Instructions to follow:
Show all lines that include the string "talents"; copy each one.

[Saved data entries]
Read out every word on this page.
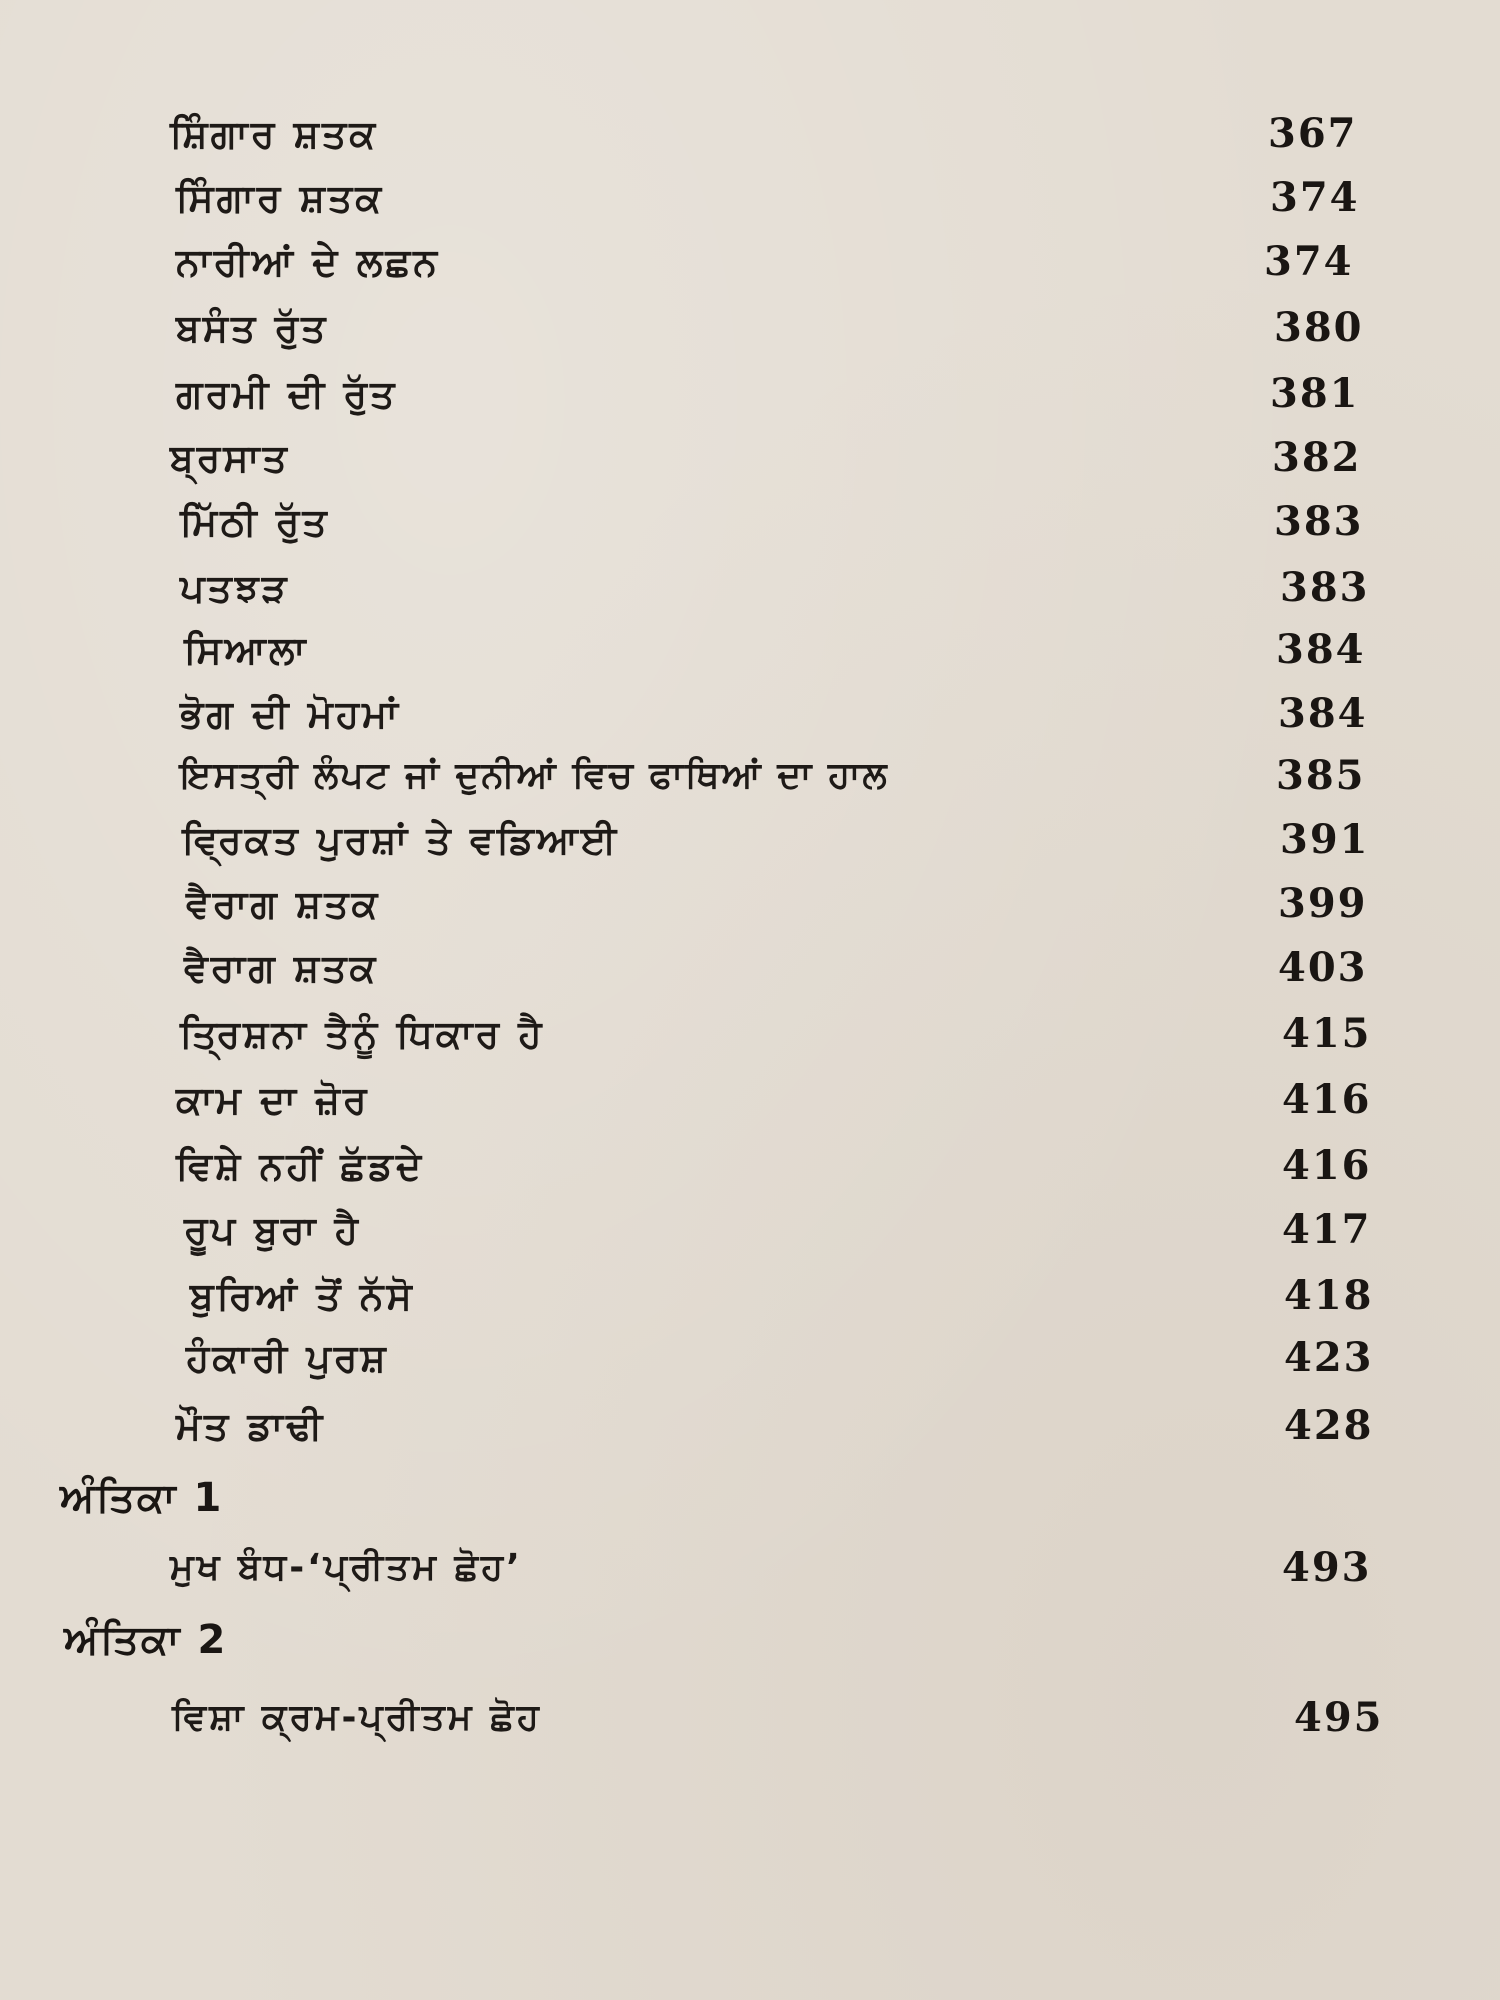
ਸ਼ਿੰਗਾਰ ਸ਼ਤਕ	367
ਸਿੰਗਾਰ ਸ਼ਤਕ	374
ਨਾਰੀਆਂ ਦੇ ਲਛਨ	374
ਬਸੰਤ ਰੁੱਤ	380
ਗਰਮੀ ਦੀ ਰੁੱਤ	381
ਬ੍ਰਸਾਤ	382
ਮਿੱਠੀ ਰੁੱਤ	383
ਪਤਝੜ	383
ਸਿਆਲਾ	384
ਭੋਗ ਦੀ ਮੋਹਮਾਂ	384
ਇਸਤ੍ਰੀ ਲੰਪਟ ਜਾਂ ਦੁਨੀਆਂ ਵਿਚ ਫਾਥਿਆਂ ਦਾ ਹਾਲ	385
ਵ੍ਰਿਕਤ ਪੁਰਸ਼ਾਂ ਤੇ ਵਡਿਆਈ	391
ਵੈਰਾਗ ਸ਼ਤਕ	399
ਵੈਰਾਗ ਸ਼ਤਕ	403
ਤ੍ਰਿਸ਼ਨਾ ਤੈਨੂੰ ਧਿਕਾਰ ਹੈ	415
ਕਾਮ ਦਾ ਜ਼ੋਰ	416
ਵਿਸ਼ੇ ਨਹੀਂ ਛੱਡਦੇ	416
ਰੂਪ ਬੁਰਾ ਹੈ	417
ਬੁਰਿਆਂ ਤੋਂ ਨੱਸੋ	418
ਹੰਕਾਰੀ ਪੁਰਸ਼	423
ਮੌਤ ਡਾਢੀ	428
ਅੰਤਿਕਾ 1
ਮੁਖ ਬੰਧ-‘ਪ੍ਰੀਤਮ ਛੋਹ’	493
ਅੰਤਿਕਾ 2
ਵਿਸ਼ਾ ਕ੍ਰਮ-ਪ੍ਰੀਤਮ ਛੋਹ	495
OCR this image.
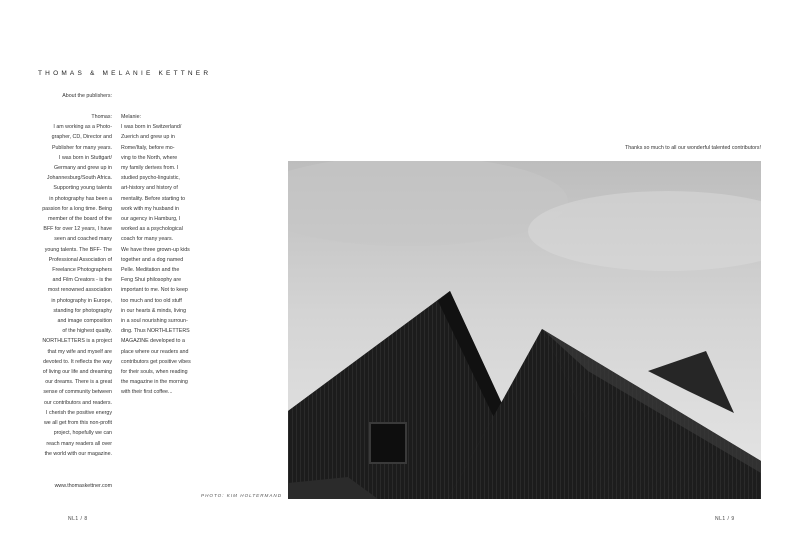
THOMAS & MELANIE KETTNER
About the publishers:
Thomas:
I am working as a Photo-
grapher, CD, Director and
Publisher for many years.
I was born in Stuttgart/
Germany and grew up in
Johannesburg/South Africa.
Supporting young talents
in photography has been a
passion for a long time. Being
member of the board of the
BFF for over 12 years, I have
seen and coached many
young talents. The BFF- The
Professional Association of
Freelance Photographers
and Film Creators - is the
most renowned association
in photography in Europe,
standing for photography
and image composition
of the highest quality.
NORTHLETTERS is a project
that my wife and myself are
devoted to. It reflects the way
of living our life and dreaming
our dreams. There is a great
sense of community between
our contributors and readers.
I cherish the positive energy
we all get from this non-profit
project, hopefully we can
reach many readers all over
the world with our magazine.
Melanie:
I was born in Switzerland/
Zuerich and grew up in
Rome/Italy, before mo-
ving to the North, where
my family derives from. I
studied psycho-linguistic,
art-history and history of
mentality. Before starting to
work with my husband in
our agency in Hamburg, I
worked as a psychological
coach for many years.
We have three grown-up kids
together and a dog named
Pelle. Meditation and the
Feng Shui philosophy are
important to me. Not to keep
too much and too old stuff
in our hearts & minds, living
in a soul nourishing surroun-
ding. Thus NORTHLETTERS
MAGAZINE developed to a
place where our readers and
contributors get positive vibes
for their souls, when reading
the magazine in the morning
with their first coffee...
www.thomaskettner.com
Thanks so much to all our wonderful talented contributors!
PHOTO: KIM HOLTERMAND
NL1 / 8	NL1 / 9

Full solution:
Supporting young talents
young talents. The BFF- The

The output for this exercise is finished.